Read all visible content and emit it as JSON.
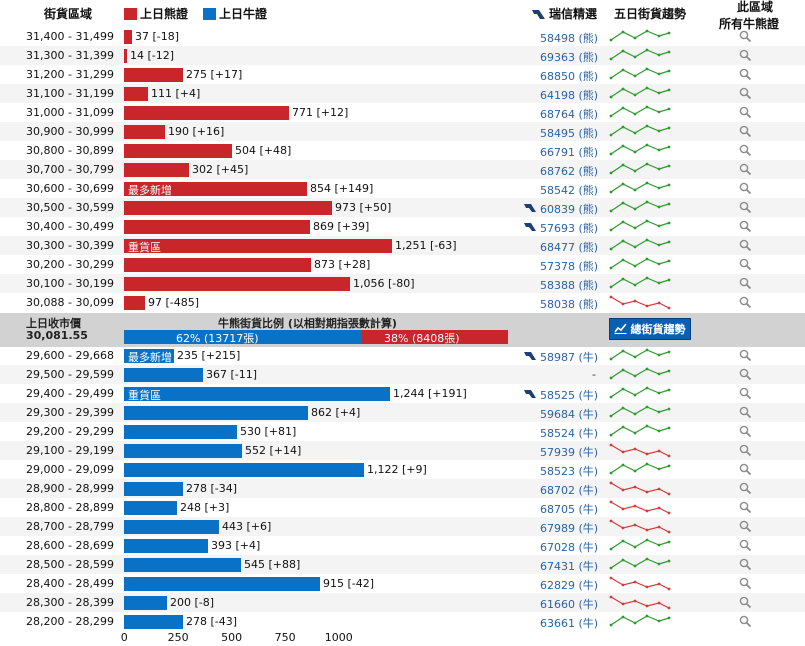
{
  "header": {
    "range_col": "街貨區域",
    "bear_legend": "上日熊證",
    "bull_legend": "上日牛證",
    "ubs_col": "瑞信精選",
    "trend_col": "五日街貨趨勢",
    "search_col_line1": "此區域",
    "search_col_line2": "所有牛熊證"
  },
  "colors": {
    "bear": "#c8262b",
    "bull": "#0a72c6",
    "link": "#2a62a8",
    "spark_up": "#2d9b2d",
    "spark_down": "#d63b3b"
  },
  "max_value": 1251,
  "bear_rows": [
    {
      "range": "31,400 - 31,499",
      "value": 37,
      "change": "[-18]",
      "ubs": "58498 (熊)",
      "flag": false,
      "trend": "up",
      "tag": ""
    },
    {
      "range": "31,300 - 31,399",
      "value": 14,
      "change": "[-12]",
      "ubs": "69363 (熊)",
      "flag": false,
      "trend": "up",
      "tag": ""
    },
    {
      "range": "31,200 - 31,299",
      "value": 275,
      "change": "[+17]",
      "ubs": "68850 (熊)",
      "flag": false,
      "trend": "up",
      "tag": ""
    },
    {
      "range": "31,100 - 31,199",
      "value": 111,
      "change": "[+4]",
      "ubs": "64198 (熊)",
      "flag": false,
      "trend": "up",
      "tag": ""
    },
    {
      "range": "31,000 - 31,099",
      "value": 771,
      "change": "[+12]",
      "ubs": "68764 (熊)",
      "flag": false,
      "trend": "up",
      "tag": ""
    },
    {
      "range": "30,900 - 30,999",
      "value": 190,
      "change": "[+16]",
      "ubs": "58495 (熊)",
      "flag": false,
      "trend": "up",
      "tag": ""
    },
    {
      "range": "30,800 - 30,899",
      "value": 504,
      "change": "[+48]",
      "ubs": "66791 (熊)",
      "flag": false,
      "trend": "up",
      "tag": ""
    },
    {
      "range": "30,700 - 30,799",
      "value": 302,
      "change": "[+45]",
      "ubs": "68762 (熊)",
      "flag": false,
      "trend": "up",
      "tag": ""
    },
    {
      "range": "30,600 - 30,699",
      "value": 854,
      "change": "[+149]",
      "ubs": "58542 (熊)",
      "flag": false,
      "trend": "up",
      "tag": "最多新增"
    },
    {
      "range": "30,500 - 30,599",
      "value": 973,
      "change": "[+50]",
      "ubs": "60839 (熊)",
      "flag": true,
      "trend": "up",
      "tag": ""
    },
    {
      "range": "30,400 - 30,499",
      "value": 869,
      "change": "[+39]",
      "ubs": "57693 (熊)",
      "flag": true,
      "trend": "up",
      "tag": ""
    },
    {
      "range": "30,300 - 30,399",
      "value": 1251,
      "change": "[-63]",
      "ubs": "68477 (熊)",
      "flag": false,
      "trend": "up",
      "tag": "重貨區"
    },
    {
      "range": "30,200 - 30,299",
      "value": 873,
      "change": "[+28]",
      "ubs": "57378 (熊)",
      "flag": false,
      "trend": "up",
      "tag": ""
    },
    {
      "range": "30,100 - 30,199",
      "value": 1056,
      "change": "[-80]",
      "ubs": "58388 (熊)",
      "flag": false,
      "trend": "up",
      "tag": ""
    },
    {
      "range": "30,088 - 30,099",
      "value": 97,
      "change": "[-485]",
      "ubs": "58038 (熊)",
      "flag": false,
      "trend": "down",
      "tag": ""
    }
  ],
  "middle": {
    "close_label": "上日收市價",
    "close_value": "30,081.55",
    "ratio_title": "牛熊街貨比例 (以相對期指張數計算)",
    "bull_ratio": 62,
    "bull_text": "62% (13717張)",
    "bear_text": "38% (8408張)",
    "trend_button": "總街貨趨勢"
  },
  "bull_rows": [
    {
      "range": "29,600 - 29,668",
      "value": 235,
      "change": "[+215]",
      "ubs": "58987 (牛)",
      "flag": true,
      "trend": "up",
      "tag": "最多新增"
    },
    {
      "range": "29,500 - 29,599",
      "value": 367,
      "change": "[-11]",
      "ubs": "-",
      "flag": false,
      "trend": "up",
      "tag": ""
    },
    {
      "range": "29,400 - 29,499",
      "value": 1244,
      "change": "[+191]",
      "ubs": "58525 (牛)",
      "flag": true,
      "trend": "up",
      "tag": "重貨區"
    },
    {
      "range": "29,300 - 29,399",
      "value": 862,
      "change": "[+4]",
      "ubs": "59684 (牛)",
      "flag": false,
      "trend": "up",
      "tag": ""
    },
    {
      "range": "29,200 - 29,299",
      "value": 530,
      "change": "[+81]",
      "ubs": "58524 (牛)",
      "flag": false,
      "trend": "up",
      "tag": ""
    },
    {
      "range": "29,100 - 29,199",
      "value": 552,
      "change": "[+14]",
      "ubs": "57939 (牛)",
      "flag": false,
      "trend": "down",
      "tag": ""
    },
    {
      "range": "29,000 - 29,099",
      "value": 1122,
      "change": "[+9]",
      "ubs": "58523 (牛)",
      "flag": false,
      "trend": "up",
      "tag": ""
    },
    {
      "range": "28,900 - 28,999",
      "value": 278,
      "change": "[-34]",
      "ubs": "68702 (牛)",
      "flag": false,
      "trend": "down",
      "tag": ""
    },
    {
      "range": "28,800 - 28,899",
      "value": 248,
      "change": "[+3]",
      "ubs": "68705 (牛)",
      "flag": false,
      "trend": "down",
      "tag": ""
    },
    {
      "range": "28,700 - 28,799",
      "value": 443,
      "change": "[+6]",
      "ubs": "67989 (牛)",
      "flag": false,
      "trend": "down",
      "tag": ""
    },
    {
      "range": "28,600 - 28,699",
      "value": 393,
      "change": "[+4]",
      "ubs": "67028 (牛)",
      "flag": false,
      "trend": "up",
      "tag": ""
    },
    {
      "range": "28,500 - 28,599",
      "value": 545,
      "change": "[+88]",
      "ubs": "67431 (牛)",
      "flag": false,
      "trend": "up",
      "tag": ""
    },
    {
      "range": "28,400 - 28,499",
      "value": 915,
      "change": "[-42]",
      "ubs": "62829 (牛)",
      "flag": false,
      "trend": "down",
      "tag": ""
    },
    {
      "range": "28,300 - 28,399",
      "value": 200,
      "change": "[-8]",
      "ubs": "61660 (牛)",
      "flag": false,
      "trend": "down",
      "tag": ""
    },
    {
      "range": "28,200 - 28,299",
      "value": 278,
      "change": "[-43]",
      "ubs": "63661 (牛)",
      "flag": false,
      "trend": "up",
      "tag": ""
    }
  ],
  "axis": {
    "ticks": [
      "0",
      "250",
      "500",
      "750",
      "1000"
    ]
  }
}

(Stated task): Set down every record once more, word for word, without pictures.

(Response to the exercise):
Read all visible content and emit it as JSON.
{
  "header": {
    "range_col": "街貨區域",
    "bear_legend": "上日熊證",
    "bull_legend": "上日牛證",
    "ubs_col": "瑞信精選",
    "trend_col": "五日街貨趨勢",
    "search_col_line1": "此區域",
    "search_col_line2": "所有牛熊證"
  },
  "colors": {
    "bear": "#c8262b",
    "bull": "#0a72c6",
    "link": "#2a62a8",
    "spark_up": "#2d9b2d",
    "spark_down": "#d63b3b"
  },
  "max_value": 1251,
  "bear_rows": [
    {
      "range": "31,400 - 31,499",
      "value": 37,
      "change": "[-18]",
      "ubs": "58498 (熊)",
      "flag": false,
      "trend": "up",
      "tag": ""
    },
    {
      "range": "31,300 - 31,399",
      "value": 14,
      "change": "[-12]",
      "ubs": "69363 (熊)",
      "flag": false,
      "trend": "up",
      "tag": ""
    },
    {
      "range": "31,200 - 31,299",
      "value": 275,
      "change": "[+17]",
      "ubs": "68850 (熊)",
      "flag": false,
      "trend": "up",
      "tag": ""
    },
    {
      "range": "31,100 - 31,199",
      "value": 111,
      "change": "[+4]",
      "ubs": "64198 (熊)",
      "flag": false,
      "trend": "up",
      "tag": ""
    },
    {
      "range": "31,000 - 31,099",
      "value": 771,
      "change": "[+12]",
      "ubs": "68764 (熊)",
      "flag": false,
      "trend": "up",
      "tag": ""
    },
    {
      "range": "30,900 - 30,999",
      "value": 190,
      "change": "[+16]",
      "ubs": "58495 (熊)",
      "flag": false,
      "trend": "up",
      "tag": ""
    },
    {
      "range": "30,800 - 30,899",
      "value": 504,
      "change": "[+48]",
      "ubs": "66791 (熊)",
      "flag": false,
      "trend": "up",
      "tag": ""
    },
    {
      "range": "30,700 - 30,799",
      "value": 302,
      "change": "[+45]",
      "ubs": "68762 (熊)",
      "flag": false,
      "trend": "up",
      "tag": ""
    },
    {
      "range": "30,600 - 30,699",
      "value": 854,
      "change": "[+149]",
      "ubs": "58542 (熊)",
      "flag": false,
      "trend": "up",
      "tag": "最多新增"
    },
    {
      "range": "30,500 - 30,599",
      "value": 973,
      "change": "[+50]",
      "ubs": "60839 (熊)",
      "flag": true,
      "trend": "up",
      "tag": ""
    },
    {
      "range": "30,400 - 30,499",
      "value": 869,
      "change": "[+39]",
      "ubs": "57693 (熊)",
      "flag": true,
      "trend": "up",
      "tag": ""
    },
    {
      "range": "30,300 - 30,399",
      "value": 1251,
      "change": "[-63]",
      "ubs": "68477 (熊)",
      "flag": false,
      "trend": "up",
      "tag": "重貨區"
    },
    {
      "range": "30,200 - 30,299",
      "value": 873,
      "change": "[+28]",
      "ubs": "57378 (熊)",
      "flag": false,
      "trend": "up",
      "tag": ""
    },
    {
      "range": "30,100 - 30,199",
      "value": 1056,
      "change": "[-80]",
      "ubs": "58388 (熊)",
      "flag": false,
      "trend": "up",
      "tag": ""
    },
    {
      "range": "30,088 - 30,099",
      "value": 97,
      "change": "[-485]",
      "ubs": "58038 (熊)",
      "flag": false,
      "trend": "down",
      "tag": ""
    }
  ],
  "middle": {
    "close_label": "上日收市價",
    "close_value": "30,081.55",
    "ratio_title": "牛熊街貨比例 (以相對期指張數計算)",
    "bull_ratio": 62,
    "bull_text": "62% (13717張)",
    "bear_text": "38% (8408張)",
    "trend_button": "總街貨趨勢"
  },
  "bull_rows": [
    {
      "range": "29,600 - 29,668",
      "value": 235,
      "change": "[+215]",
      "ubs": "58987 (牛)",
      "flag": true,
      "trend": "up",
      "tag": "最多新增"
    },
    {
      "range": "29,500 - 29,599",
      "value": 367,
      "change": "[-11]",
      "ubs": "-",
      "flag": false,
      "trend": "up",
      "tag": ""
    },
    {
      "range": "29,400 - 29,499",
      "value": 1244,
      "change": "[+191]",
      "ubs": "58525 (牛)",
      "flag": true,
      "trend": "up",
      "tag": "重貨區"
    },
    {
      "range": "29,300 - 29,399",
      "value": 862,
      "change": "[+4]",
      "ubs": "59684 (牛)",
      "flag": false,
      "trend": "up",
      "tag": ""
    },
    {
      "range": "29,200 - 29,299",
      "value": 530,
      "change": "[+81]",
      "ubs": "58524 (牛)",
      "flag": false,
      "trend": "up",
      "tag": ""
    },
    {
      "range": "29,100 - 29,199",
      "value": 552,
      "change": "[+14]",
      "ubs": "57939 (牛)",
      "flag": false,
      "trend": "down",
      "tag": ""
    },
    {
      "range": "29,000 - 29,099",
      "value": 1122,
      "change": "[+9]",
      "ubs": "58523 (牛)",
      "flag": false,
      "trend": "up",
      "tag": ""
    },
    {
      "range": "28,900 - 28,999",
      "value": 278,
      "change": "[-34]",
      "ubs": "68702 (牛)",
      "flag": false,
      "trend": "down",
      "tag": ""
    },
    {
      "range": "28,800 - 28,899",
      "value": 248,
      "change": "[+3]",
      "ubs": "68705 (牛)",
      "flag": false,
      "trend": "down",
      "tag": ""
    },
    {
      "range": "28,700 - 28,799",
      "value": 443,
      "change": "[+6]",
      "ubs": "67989 (牛)",
      "flag": false,
      "trend": "down",
      "tag": ""
    },
    {
      "range": "28,600 - 28,699",
      "value": 393,
      "change": "[+4]",
      "ubs": "67028 (牛)",
      "flag": false,
      "trend": "up",
      "tag": ""
    },
    {
      "range": "28,500 - 28,599",
      "value": 545,
      "change": "[+88]",
      "ubs": "67431 (牛)",
      "flag": false,
      "trend": "up",
      "tag": ""
    },
    {
      "range": "28,400 - 28,499",
      "value": 915,
      "change": "[-42]",
      "ubs": "62829 (牛)",
      "flag": false,
      "trend": "down",
      "tag": ""
    },
    {
      "range": "28,300 - 28,399",
      "value": 200,
      "change": "[-8]",
      "ubs": "61660 (牛)",
      "flag": false,
      "trend": "down",
      "tag": ""
    },
    {
      "range": "28,200 - 28,299",
      "value": 278,
      "change": "[-43]",
      "ubs": "63661 (牛)",
      "flag": false,
      "trend": "up",
      "tag": ""
    }
  ],
  "axis": {
    "ticks": [
      "0",
      "250",
      "500",
      "750",
      "1000"
    ]
  }
}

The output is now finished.